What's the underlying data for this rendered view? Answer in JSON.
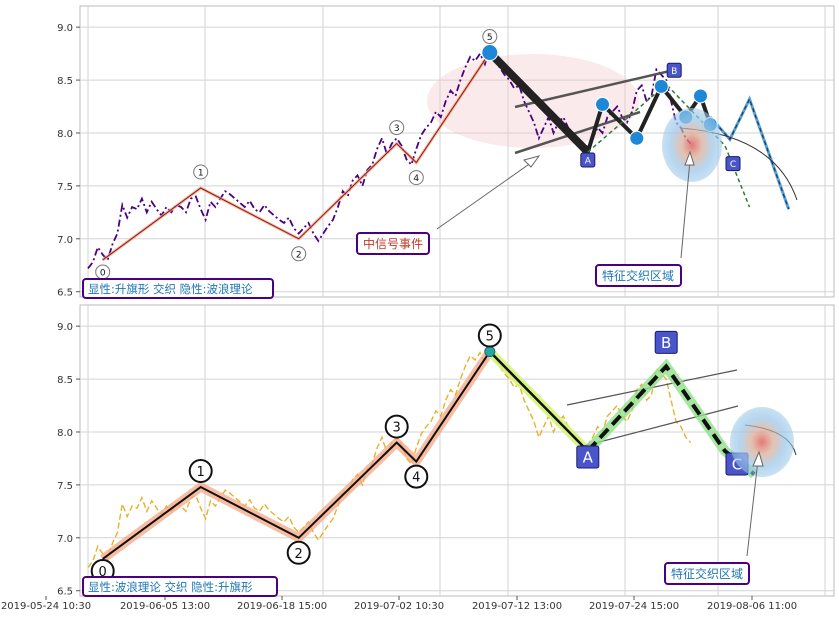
{
  "chart_data": [
    {
      "type": "line",
      "panel": "top",
      "ylim": [
        6.45,
        9.2
      ],
      "y_ticks": [
        "6.5",
        "7.0",
        "7.5",
        "8.0",
        "8.5",
        "9.0"
      ],
      "grid": true,
      "price_series_color": "#4b0082",
      "price": [
        6.72,
        6.78,
        6.92,
        6.85,
        6.8,
        6.95,
        7.05,
        7.32,
        7.2,
        7.3,
        7.28,
        7.38,
        7.25,
        7.35,
        7.28,
        7.22,
        7.3,
        7.25,
        7.32,
        7.3,
        7.25,
        7.38,
        7.4,
        7.28,
        7.18,
        7.35,
        7.3,
        7.38,
        7.45,
        7.42,
        7.38,
        7.34,
        7.3,
        7.36,
        7.28,
        7.25,
        7.32,
        7.26,
        7.22,
        7.18,
        7.15,
        7.2,
        7.1,
        7.05,
        7.1,
        7.15,
        7.05,
        6.98,
        7.05,
        7.12,
        7.18,
        7.3,
        7.45,
        7.4,
        7.55,
        7.6,
        7.5,
        7.65,
        7.7,
        7.85,
        7.95,
        7.8,
        7.9,
        7.95,
        7.88,
        7.75,
        7.7,
        7.85,
        7.98,
        8.05,
        8.1,
        8.2,
        8.15,
        8.3,
        8.4,
        8.35,
        8.5,
        8.62,
        8.72,
        8.68,
        8.75,
        8.65,
        8.8,
        8.7,
        8.62,
        8.55,
        8.5,
        8.42,
        8.45,
        8.3,
        8.2,
        8.1,
        7.95,
        8.05,
        8.15,
        8.0,
        8.1,
        8.15,
        8.05,
        7.95,
        7.9,
        7.85,
        7.88,
        7.95,
        8.05,
        8.0,
        8.15,
        8.2,
        8.25,
        8.15,
        8.1,
        8.2,
        8.4,
        8.45,
        8.3,
        8.35,
        8.6,
        8.55,
        8.5,
        8.3,
        8.1,
        8.05,
        7.95,
        7.9
      ],
      "wave_1_to_5": {
        "labels": [
          "0",
          "1",
          "2",
          "3",
          "4",
          "5"
        ],
        "points": [
          [
            3,
            6.8
          ],
          [
            23,
            7.48
          ],
          [
            43,
            7.0
          ],
          [
            63,
            7.9
          ],
          [
            67,
            7.72
          ],
          [
            82,
            8.76
          ]
        ]
      },
      "correction": {
        "labels": [
          "A",
          "B",
          "C"
        ],
        "points": [
          [
            102,
            7.82
          ],
          [
            118,
            8.46
          ],
          [
            130,
            7.88
          ],
          [
            135,
            7.3
          ]
        ]
      },
      "zigzag": [
        [
          82,
          8.76
        ],
        [
          102,
          7.82
        ],
        [
          105,
          8.27
        ],
        [
          112,
          7.95
        ],
        [
          117,
          8.44
        ],
        [
          122,
          8.15
        ],
        [
          125,
          8.35
        ],
        [
          127,
          8.08
        ]
      ],
      "projection": [
        [
          127,
          8.15
        ],
        [
          131,
          7.94
        ],
        [
          135,
          8.32
        ],
        [
          143,
          7.28
        ]
      ],
      "annotations": [
        {
          "id": "event",
          "text": "中信号事件"
        },
        {
          "id": "zone",
          "text": "特征交织区域"
        },
        {
          "id": "legend",
          "text": "显性:升旗形 交织 隐性:波浪理论"
        }
      ]
    },
    {
      "type": "line",
      "panel": "bottom",
      "ylim": [
        6.45,
        9.2
      ],
      "y_ticks": [
        "6.5",
        "7.0",
        "7.5",
        "8.0",
        "8.5",
        "9.0"
      ],
      "x_ticks": [
        "2019-05-24 10:30",
        "2019-06-05 13:00",
        "2019-06-18 15:00",
        "2019-07-02 10:30",
        "2019-07-12 13:00",
        "2019-07-24 15:00",
        "2019-08-06 11:00"
      ],
      "grid": true,
      "price_series_color": "#e6a817",
      "wave_1_to_5": {
        "labels": [
          "0",
          "1",
          "2",
          "3",
          "4",
          "5"
        ],
        "points": [
          [
            3,
            6.8
          ],
          [
            23,
            7.48
          ],
          [
            43,
            7.0
          ],
          [
            63,
            7.9
          ],
          [
            67,
            7.72
          ],
          [
            82,
            8.76
          ]
        ]
      },
      "correction": {
        "labels": [
          "A",
          "B",
          "C"
        ],
        "points": [
          [
            102,
            7.82
          ],
          [
            118,
            8.62
          ],
          [
            130,
            7.82
          ],
          [
            136,
            7.6
          ]
        ]
      },
      "annotations": [
        {
          "id": "zone",
          "text": "特征交织区域"
        },
        {
          "id": "legend",
          "text": "显性:波浪理论 交织 隐性:升旗形"
        }
      ]
    }
  ]
}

┄┄┄┄┄┄

Exercise objective:
Except for the pictures, copy the material above exactly.

Response to this exercise:
What's the underlying data for this rendered view? Answer in JSON.
{
  "chart_data": [
    {
      "type": "line",
      "panel": "top",
      "ylim": [
        6.45,
        9.2
      ],
      "y_ticks": [
        "6.5",
        "7.0",
        "7.5",
        "8.0",
        "8.5",
        "9.0"
      ],
      "grid": true,
      "price_series_color": "#4b0082",
      "price": [
        6.72,
        6.78,
        6.92,
        6.85,
        6.8,
        6.95,
        7.05,
        7.32,
        7.2,
        7.3,
        7.28,
        7.38,
        7.25,
        7.35,
        7.28,
        7.22,
        7.3,
        7.25,
        7.32,
        7.3,
        7.25,
        7.38,
        7.4,
        7.28,
        7.18,
        7.35,
        7.3,
        7.38,
        7.45,
        7.42,
        7.38,
        7.34,
        7.3,
        7.36,
        7.28,
        7.25,
        7.32,
        7.26,
        7.22,
        7.18,
        7.15,
        7.2,
        7.1,
        7.05,
        7.1,
        7.15,
        7.05,
        6.98,
        7.05,
        7.12,
        7.18,
        7.3,
        7.45,
        7.4,
        7.55,
        7.6,
        7.5,
        7.65,
        7.7,
        7.85,
        7.95,
        7.8,
        7.9,
        7.95,
        7.88,
        7.75,
        7.7,
        7.85,
        7.98,
        8.05,
        8.1,
        8.2,
        8.15,
        8.3,
        8.4,
        8.35,
        8.5,
        8.62,
        8.72,
        8.68,
        8.75,
        8.65,
        8.8,
        8.7,
        8.62,
        8.55,
        8.5,
        8.42,
        8.45,
        8.3,
        8.2,
        8.1,
        7.95,
        8.05,
        8.15,
        8.0,
        8.1,
        8.15,
        8.05,
        7.95,
        7.9,
        7.85,
        7.88,
        7.95,
        8.05,
        8.0,
        8.15,
        8.2,
        8.25,
        8.15,
        8.1,
        8.2,
        8.4,
        8.45,
        8.3,
        8.35,
        8.6,
        8.55,
        8.5,
        8.3,
        8.1,
        8.05,
        7.95,
        7.9
      ],
      "wave_1_to_5": {
        "labels": [
          "0",
          "1",
          "2",
          "3",
          "4",
          "5"
        ],
        "points": [
          [
            3,
            6.8
          ],
          [
            23,
            7.48
          ],
          [
            43,
            7.0
          ],
          [
            63,
            7.9
          ],
          [
            67,
            7.72
          ],
          [
            82,
            8.76
          ]
        ]
      },
      "correction": {
        "labels": [
          "A",
          "B",
          "C"
        ],
        "points": [
          [
            102,
            7.82
          ],
          [
            118,
            8.46
          ],
          [
            130,
            7.88
          ],
          [
            135,
            7.3
          ]
        ]
      },
      "zigzag": [
        [
          82,
          8.76
        ],
        [
          102,
          7.82
        ],
        [
          105,
          8.27
        ],
        [
          112,
          7.95
        ],
        [
          117,
          8.44
        ],
        [
          122,
          8.15
        ],
        [
          125,
          8.35
        ],
        [
          127,
          8.08
        ]
      ],
      "projection": [
        [
          127,
          8.15
        ],
        [
          131,
          7.94
        ],
        [
          135,
          8.32
        ],
        [
          143,
          7.28
        ]
      ],
      "annotations": [
        {
          "id": "event",
          "text": "中信号事件"
        },
        {
          "id": "zone",
          "text": "特征交织区域"
        },
        {
          "id": "legend",
          "text": "显性:升旗形 交织 隐性:波浪理论"
        }
      ]
    },
    {
      "type": "line",
      "panel": "bottom",
      "ylim": [
        6.45,
        9.2
      ],
      "y_ticks": [
        "6.5",
        "7.0",
        "7.5",
        "8.0",
        "8.5",
        "9.0"
      ],
      "x_ticks": [
        "2019-05-24 10:30",
        "2019-06-05 13:00",
        "2019-06-18 15:00",
        "2019-07-02 10:30",
        "2019-07-12 13:00",
        "2019-07-24 15:00",
        "2019-08-06 11:00"
      ],
      "grid": true,
      "price_series_color": "#e6a817",
      "wave_1_to_5": {
        "labels": [
          "0",
          "1",
          "2",
          "3",
          "4",
          "5"
        ],
        "points": [
          [
            3,
            6.8
          ],
          [
            23,
            7.48
          ],
          [
            43,
            7.0
          ],
          [
            63,
            7.9
          ],
          [
            67,
            7.72
          ],
          [
            82,
            8.76
          ]
        ]
      },
      "correction": {
        "labels": [
          "A",
          "B",
          "C"
        ],
        "points": [
          [
            102,
            7.82
          ],
          [
            118,
            8.62
          ],
          [
            130,
            7.82
          ],
          [
            136,
            7.6
          ]
        ]
      },
      "annotations": [
        {
          "id": "zone",
          "text": "特征交织区域"
        },
        {
          "id": "legend",
          "text": "显性:波浪理论 交织 隐性:升旗形"
        }
      ]
    }
  ]
}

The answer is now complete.